* _The problem_
Go through the entries below and tally the lines holding "besteht"; please reply with the number only.

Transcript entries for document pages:
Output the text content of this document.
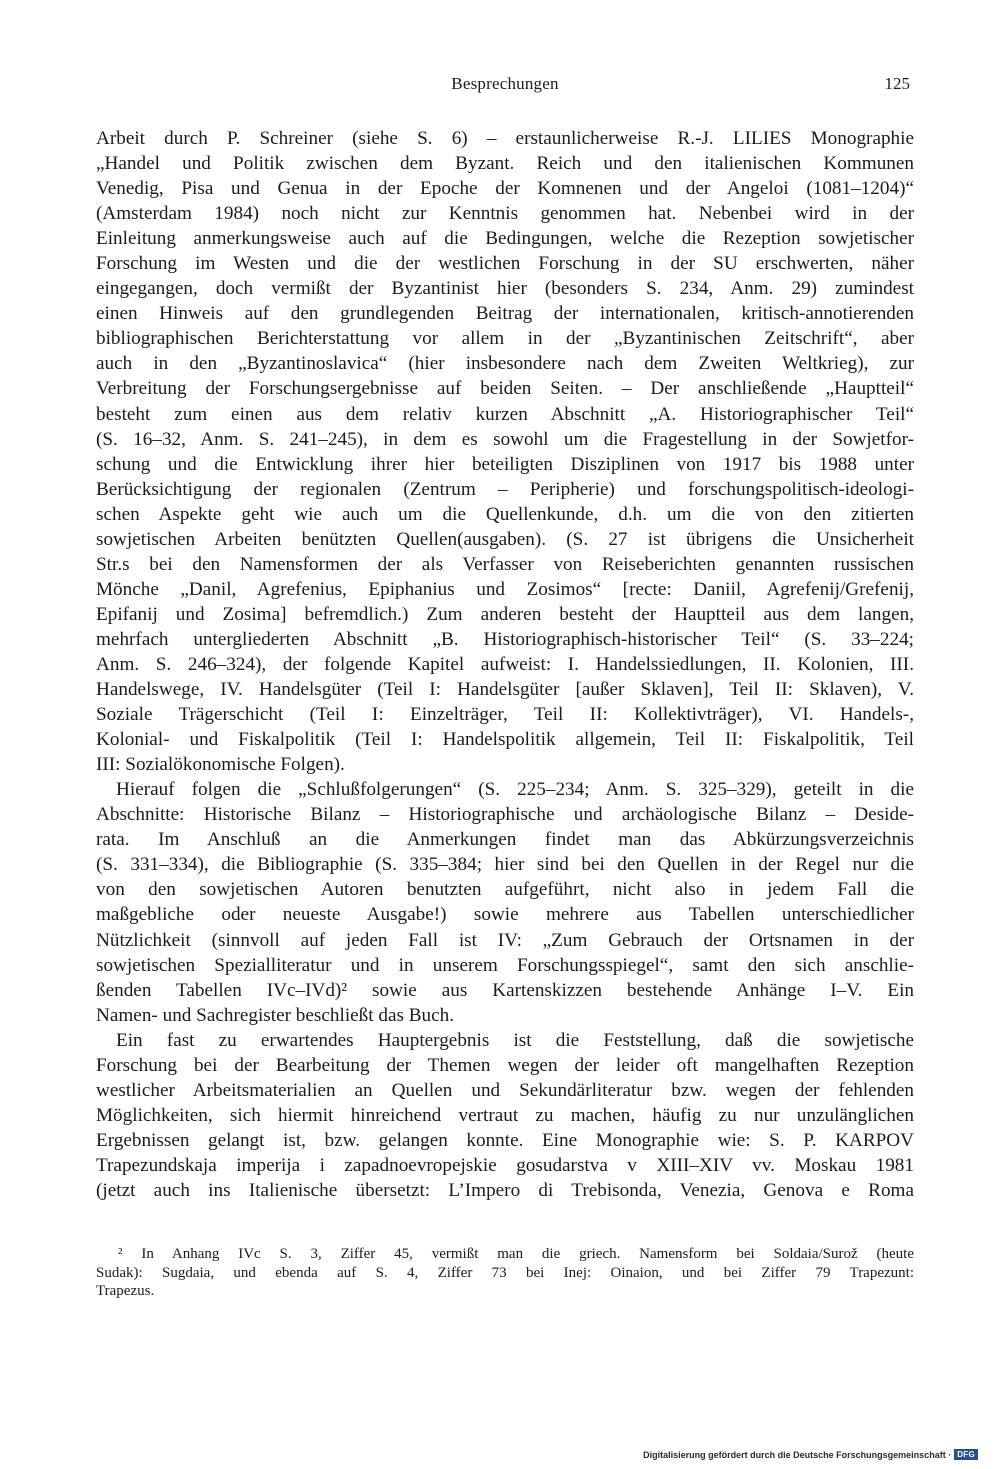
Besprechungen	125
Arbeit durch P. Schreiner (siehe S. 6) – erstaunlicherweise R.-J. LILIES Monographie
„Handel und Politik zwischen dem Byzant. Reich und den italienischen Kommunen
Venedig, Pisa und Genua in der Epoche der Komnenen und der Angeloi (1081–1204)“
(Amsterdam 1984) noch nicht zur Kenntnis genommen hat. Nebenbei wird in der
Einleitung anmerkungsweise auch auf die Bedingungen, welche die Rezeption sowjetischer
Forschung im Westen und die der westlichen Forschung in der SU erschwerten, näher
eingegangen, doch vermißt der Byzantinist hier (besonders S. 234, Anm. 29) zumindest
einen Hinweis auf den grundlegenden Beitrag der internationalen, kritisch-annotierenden
bibliographischen Berichterstattung vor allem in der „Byzantinischen Zeitschrift“, aber
auch in den „Byzantinoslavica“ (hier insbesondere nach dem Zweiten Weltkrieg), zur
Verbreitung der Forschungsergebnisse auf beiden Seiten. – Der anschließende „Hauptteil“
besteht zum einen aus dem relativ kurzen Abschnitt „A. Historiographischer Teil“
(S. 16–32, Anm. S. 241–245), in dem es sowohl um die Fragestellung in der Sowjetfor-
schung und die Entwicklung ihrer hier beteiligten Disziplinen von 1917 bis 1988 unter
Berücksichtigung der regionalen (Zentrum – Peripherie) und forschungspolitisch-ideologi-
schen Aspekte geht wie auch um die Quellenkunde, d.h. um die von den zitierten
sowjetischen Arbeiten benützten Quellen(ausgaben). (S. 27 ist übrigens die Unsicherheit
Str.s bei den Namensformen der als Verfasser von Reiseberichten genannten russischen
Mönche „Danil, Agrefenius, Epiphanius und Zosimos“ [recte: Daniil, Agrefenij/Grefenij,
Epifanij und Zosima] befremdlich.) Zum anderen besteht der Hauptteil aus dem langen,
mehrfach untergliederten Abschnitt „B. Historiographisch-historischer Teil“ (S. 33–224;
Anm. S. 246–324), der folgende Kapitel aufweist: I. Handelssiedlungen, II. Kolonien, III.
Handelswege, IV. Handelsgüter (Teil I: Handelsgüter [außer Sklaven], Teil II: Sklaven), V.
Soziale Trägerschicht (Teil I: Einzelträger, Teil II: Kollektivträger), VI. Handels-,
Kolonial- und Fiskalpolitik (Teil I: Handelspolitik allgemein, Teil II: Fiskalpolitik, Teil
III: Sozialökonomische Folgen).
Hierauf folgen die „Schlußfolgerungen“ (S. 225–234; Anm. S. 325–329), geteilt in die
Abschnitte: Historische Bilanz – Historiographische und archäologische Bilanz – Deside-
rata. Im Anschluß an die Anmerkungen findet man das Abkürzungsverzeichnis
(S. 331–334), die Bibliographie (S. 335–384; hier sind bei den Quellen in der Regel nur die
von den sowjetischen Autoren benutzten aufgeführt, nicht also in jedem Fall die
maßgebliche oder neueste Ausgabe!) sowie mehrere aus Tabellen unterschiedlicher
Nützlichkeit (sinnvoll auf jeden Fall ist IV: „Zum Gebrauch der Ortsnamen in der
sowjetischen Spezialliteratur und in unserem Forschungsspiegel“, samt den sich anschlie-
ßenden Tabellen IVc–IVd)² sowie aus Kartenskizzen bestehende Anhänge I–V. Ein
Namen- und Sachregister beschließt das Buch.
Ein fast zu erwartendes Hauptergebnis ist die Feststellung, daß die sowjetische
Forschung bei der Bearbeitung der Themen wegen der leider oft mangelhaften Rezeption
westlicher Arbeitsmaterialien an Quellen und Sekundärliteratur bzw. wegen der fehlenden
Möglichkeiten, sich hiermit hinreichend vertraut zu machen, häufig zu nur unzulänglichen
Ergebnissen gelangt ist, bzw. gelangen konnte. Eine Monographie wie: S. P. KARPOV
Trapezundskaja imperija i zapadnoevropejskie gosudarstva v XIII–XIV vv. Moskau 1981
(jetzt auch ins Italienische übersetzt: L’Impero di Trebisonda, Venezia, Genova e Roma
² In Anhang IVc S. 3, Ziffer 45, vermißt man die griech. Namensform bei Soldaia/Surož (heute
Sudak): Sugdaia, und ebenda auf S. 4, Ziffer 73 bei Inej: Oinaion, und bei Ziffer 79 Trapezunt:
Trapezus.
Digitalisierung gefördert durch die Deutsche Forschungsgemeinschaft · DFG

* _Your solution_
2